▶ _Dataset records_
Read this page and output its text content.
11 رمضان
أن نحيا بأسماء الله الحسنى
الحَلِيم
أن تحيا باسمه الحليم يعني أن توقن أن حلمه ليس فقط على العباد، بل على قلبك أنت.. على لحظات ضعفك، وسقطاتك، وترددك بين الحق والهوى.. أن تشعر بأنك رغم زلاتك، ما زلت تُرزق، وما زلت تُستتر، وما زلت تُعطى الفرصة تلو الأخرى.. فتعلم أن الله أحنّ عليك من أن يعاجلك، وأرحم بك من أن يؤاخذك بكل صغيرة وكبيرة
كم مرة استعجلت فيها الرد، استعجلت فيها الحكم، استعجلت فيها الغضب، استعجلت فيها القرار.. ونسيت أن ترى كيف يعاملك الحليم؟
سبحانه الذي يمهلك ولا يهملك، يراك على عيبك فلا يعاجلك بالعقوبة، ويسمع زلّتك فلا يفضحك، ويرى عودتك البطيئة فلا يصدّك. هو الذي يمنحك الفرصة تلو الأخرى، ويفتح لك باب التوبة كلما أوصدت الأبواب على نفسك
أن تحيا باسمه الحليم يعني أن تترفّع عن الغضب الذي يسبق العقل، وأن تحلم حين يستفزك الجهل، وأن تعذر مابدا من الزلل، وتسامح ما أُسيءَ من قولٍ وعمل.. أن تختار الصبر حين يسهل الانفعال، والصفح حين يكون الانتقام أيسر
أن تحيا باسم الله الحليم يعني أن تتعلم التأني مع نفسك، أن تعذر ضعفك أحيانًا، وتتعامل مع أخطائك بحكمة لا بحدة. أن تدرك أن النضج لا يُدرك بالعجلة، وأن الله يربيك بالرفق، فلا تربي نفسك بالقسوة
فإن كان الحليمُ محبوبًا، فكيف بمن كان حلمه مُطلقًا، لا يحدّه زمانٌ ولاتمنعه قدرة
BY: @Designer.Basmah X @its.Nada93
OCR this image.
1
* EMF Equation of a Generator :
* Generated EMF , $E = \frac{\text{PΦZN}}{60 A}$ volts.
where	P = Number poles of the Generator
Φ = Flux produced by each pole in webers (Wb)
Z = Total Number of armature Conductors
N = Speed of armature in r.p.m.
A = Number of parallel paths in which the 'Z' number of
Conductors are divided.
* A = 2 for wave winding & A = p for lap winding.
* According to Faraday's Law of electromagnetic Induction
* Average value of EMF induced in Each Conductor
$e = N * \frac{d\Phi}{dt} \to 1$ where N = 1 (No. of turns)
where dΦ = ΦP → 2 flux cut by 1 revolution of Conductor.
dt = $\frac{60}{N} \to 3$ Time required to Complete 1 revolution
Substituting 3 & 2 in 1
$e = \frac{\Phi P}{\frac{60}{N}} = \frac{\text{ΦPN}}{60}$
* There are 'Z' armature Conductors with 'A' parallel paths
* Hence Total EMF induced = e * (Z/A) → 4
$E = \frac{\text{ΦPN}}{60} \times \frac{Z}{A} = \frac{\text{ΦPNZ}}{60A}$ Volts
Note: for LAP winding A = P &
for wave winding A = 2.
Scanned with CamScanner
--
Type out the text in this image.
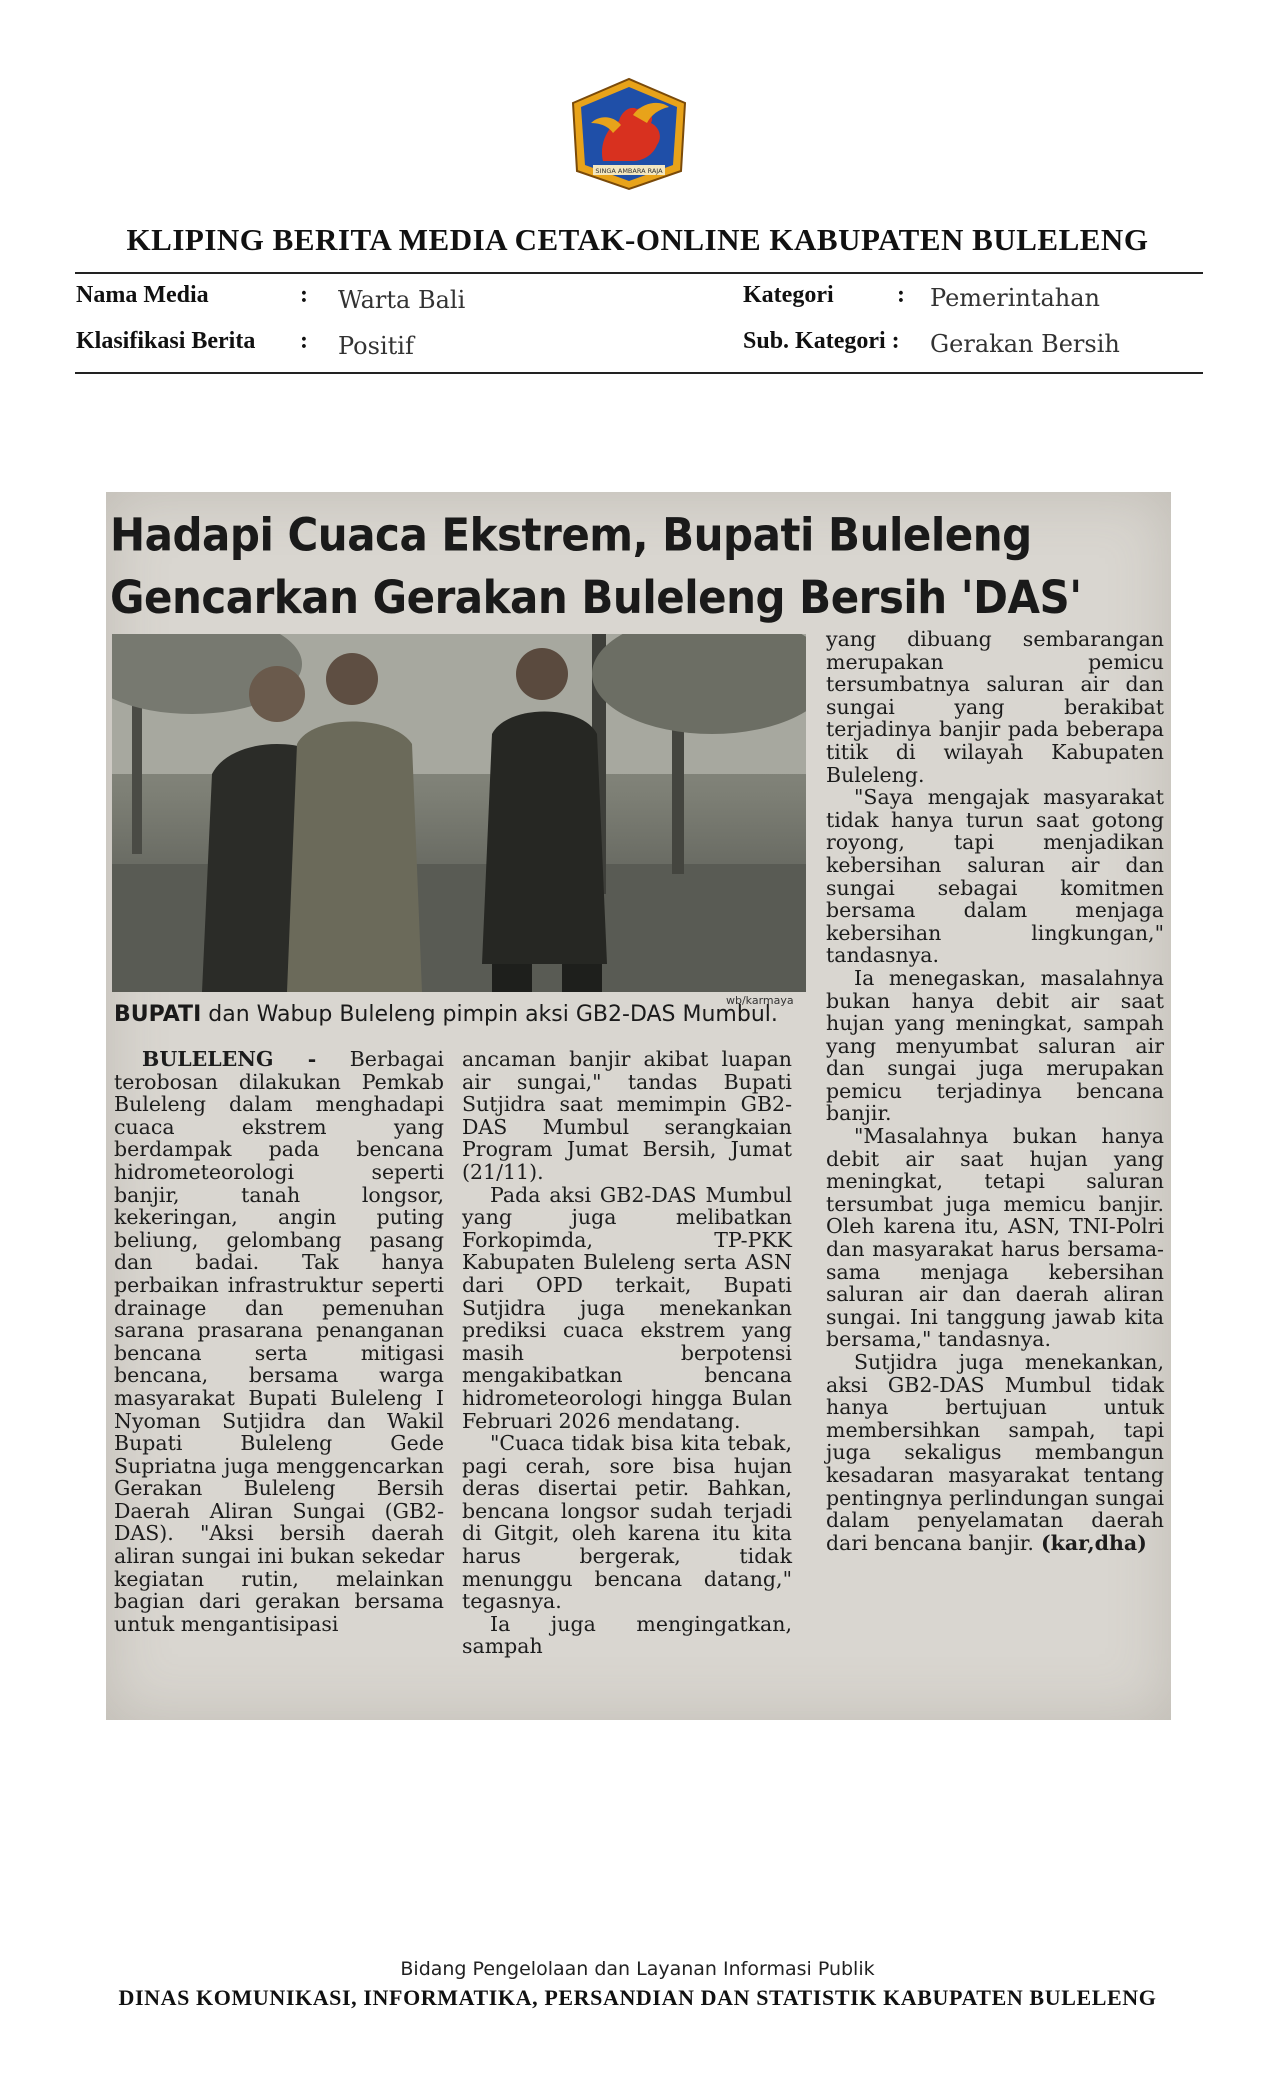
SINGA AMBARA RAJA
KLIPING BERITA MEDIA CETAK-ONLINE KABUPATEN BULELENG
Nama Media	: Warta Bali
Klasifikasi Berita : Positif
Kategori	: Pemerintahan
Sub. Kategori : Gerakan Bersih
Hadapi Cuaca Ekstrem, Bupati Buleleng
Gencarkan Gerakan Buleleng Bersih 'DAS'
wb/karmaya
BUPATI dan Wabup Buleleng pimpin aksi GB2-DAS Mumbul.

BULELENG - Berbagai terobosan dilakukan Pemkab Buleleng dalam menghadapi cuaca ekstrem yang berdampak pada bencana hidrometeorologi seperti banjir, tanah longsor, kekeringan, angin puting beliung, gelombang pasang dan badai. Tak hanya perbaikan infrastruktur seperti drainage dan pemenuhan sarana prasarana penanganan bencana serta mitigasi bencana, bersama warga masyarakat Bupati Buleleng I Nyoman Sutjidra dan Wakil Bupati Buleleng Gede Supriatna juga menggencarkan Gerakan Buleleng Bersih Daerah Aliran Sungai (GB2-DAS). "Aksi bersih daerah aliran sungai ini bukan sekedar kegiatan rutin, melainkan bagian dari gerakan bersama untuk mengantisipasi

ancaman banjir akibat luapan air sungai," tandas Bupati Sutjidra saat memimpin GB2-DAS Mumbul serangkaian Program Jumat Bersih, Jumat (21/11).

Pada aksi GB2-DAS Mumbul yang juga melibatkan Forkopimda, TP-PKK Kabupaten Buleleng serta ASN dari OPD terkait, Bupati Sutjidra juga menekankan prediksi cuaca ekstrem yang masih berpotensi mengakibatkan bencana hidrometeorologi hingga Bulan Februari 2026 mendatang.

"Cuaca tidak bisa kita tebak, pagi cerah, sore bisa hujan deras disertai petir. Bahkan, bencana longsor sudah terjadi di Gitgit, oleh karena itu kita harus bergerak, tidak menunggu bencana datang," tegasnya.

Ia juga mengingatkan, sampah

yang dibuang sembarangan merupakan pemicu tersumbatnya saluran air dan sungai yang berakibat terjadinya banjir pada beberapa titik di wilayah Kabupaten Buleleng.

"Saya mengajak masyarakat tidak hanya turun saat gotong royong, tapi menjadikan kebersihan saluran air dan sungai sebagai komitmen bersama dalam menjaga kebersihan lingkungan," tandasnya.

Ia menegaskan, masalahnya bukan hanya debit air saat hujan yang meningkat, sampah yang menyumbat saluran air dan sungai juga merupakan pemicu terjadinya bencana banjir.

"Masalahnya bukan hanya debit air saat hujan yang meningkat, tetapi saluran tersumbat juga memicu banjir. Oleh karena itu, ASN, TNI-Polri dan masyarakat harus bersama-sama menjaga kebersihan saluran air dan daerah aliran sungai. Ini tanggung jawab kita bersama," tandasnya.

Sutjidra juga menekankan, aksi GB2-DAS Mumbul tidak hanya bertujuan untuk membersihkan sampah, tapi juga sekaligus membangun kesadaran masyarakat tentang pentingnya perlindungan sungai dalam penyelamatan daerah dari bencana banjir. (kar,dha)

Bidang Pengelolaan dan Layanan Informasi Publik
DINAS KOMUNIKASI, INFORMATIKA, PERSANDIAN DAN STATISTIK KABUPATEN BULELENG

▶ _PROBLEM TO WORK ON_
Show all lines above holding "sampah".

▶ _FULL SOLUTION_
Ia juga mengingatkan, sampah
Ia menegaskan, masalahnya bukan hanya debit air saat hujan yang meningkat, sampah yang menyumbat saluran air dan sungai juga merupakan pemicu terjadinya bencana banjir.
Sutjidra juga menekankan, aksi GB2-DAS Mumbul tidak hanya bertujuan untuk membersihkan sampah, tapi juga sekaligus membangun kesadaran masyarakat tentang pentingnya perlindungan sungai dalam penyelamatan daerah dari bencana banjir. (kar,dha)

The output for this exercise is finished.